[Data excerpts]
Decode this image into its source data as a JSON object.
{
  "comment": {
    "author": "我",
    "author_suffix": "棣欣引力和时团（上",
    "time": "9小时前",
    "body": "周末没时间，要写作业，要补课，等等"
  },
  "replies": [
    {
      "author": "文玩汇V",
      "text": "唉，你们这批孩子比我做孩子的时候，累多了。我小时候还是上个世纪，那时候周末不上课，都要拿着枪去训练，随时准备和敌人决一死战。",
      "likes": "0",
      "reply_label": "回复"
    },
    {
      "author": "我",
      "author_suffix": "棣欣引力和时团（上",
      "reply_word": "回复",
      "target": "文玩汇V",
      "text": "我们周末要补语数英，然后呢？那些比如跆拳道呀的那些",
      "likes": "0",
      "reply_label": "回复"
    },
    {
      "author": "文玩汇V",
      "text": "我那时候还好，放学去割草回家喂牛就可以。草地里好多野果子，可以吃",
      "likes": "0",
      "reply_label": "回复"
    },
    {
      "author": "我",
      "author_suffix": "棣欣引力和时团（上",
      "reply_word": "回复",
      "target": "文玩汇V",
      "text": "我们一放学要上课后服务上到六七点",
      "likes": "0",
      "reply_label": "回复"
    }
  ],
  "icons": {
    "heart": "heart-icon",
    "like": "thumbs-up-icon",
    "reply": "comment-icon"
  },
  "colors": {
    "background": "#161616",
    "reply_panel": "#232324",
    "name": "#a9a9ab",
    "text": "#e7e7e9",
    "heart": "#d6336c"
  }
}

Aim >> Output the records above in their entirety, exactly.

Reply >>
Decode this image into its source data as a JSON object.
{
  "comment": {
    "author": "我",
    "author_suffix": "棣欣引力和时团（上",
    "time": "9小时前",
    "body": "周末没时间，要写作业，要补课，等等"
  },
  "replies": [
    {
      "author": "文玩汇V",
      "text": "唉，你们这批孩子比我做孩子的时候，累多了。我小时候还是上个世纪，那时候周末不上课，都要拿着枪去训练，随时准备和敌人决一死战。",
      "likes": "0",
      "reply_label": "回复"
    },
    {
      "author": "我",
      "author_suffix": "棣欣引力和时团（上",
      "reply_word": "回复",
      "target": "文玩汇V",
      "text": "我们周末要补语数英，然后呢？那些比如跆拳道呀的那些",
      "likes": "0",
      "reply_label": "回复"
    },
    {
      "author": "文玩汇V",
      "text": "我那时候还好，放学去割草回家喂牛就可以。草地里好多野果子，可以吃",
      "likes": "0",
      "reply_label": "回复"
    },
    {
      "author": "我",
      "author_suffix": "棣欣引力和时团（上",
      "reply_word": "回复",
      "target": "文玩汇V",
      "text": "我们一放学要上课后服务上到六七点",
      "likes": "0",
      "reply_label": "回复"
    }
  ],
  "icons": {
    "heart": "heart-icon",
    "like": "thumbs-up-icon",
    "reply": "comment-icon"
  },
  "colors": {
    "background": "#161616",
    "reply_panel": "#232324",
    "name": "#a9a9ab",
    "text": "#e7e7e9",
    "heart": "#d6336c"
  }
}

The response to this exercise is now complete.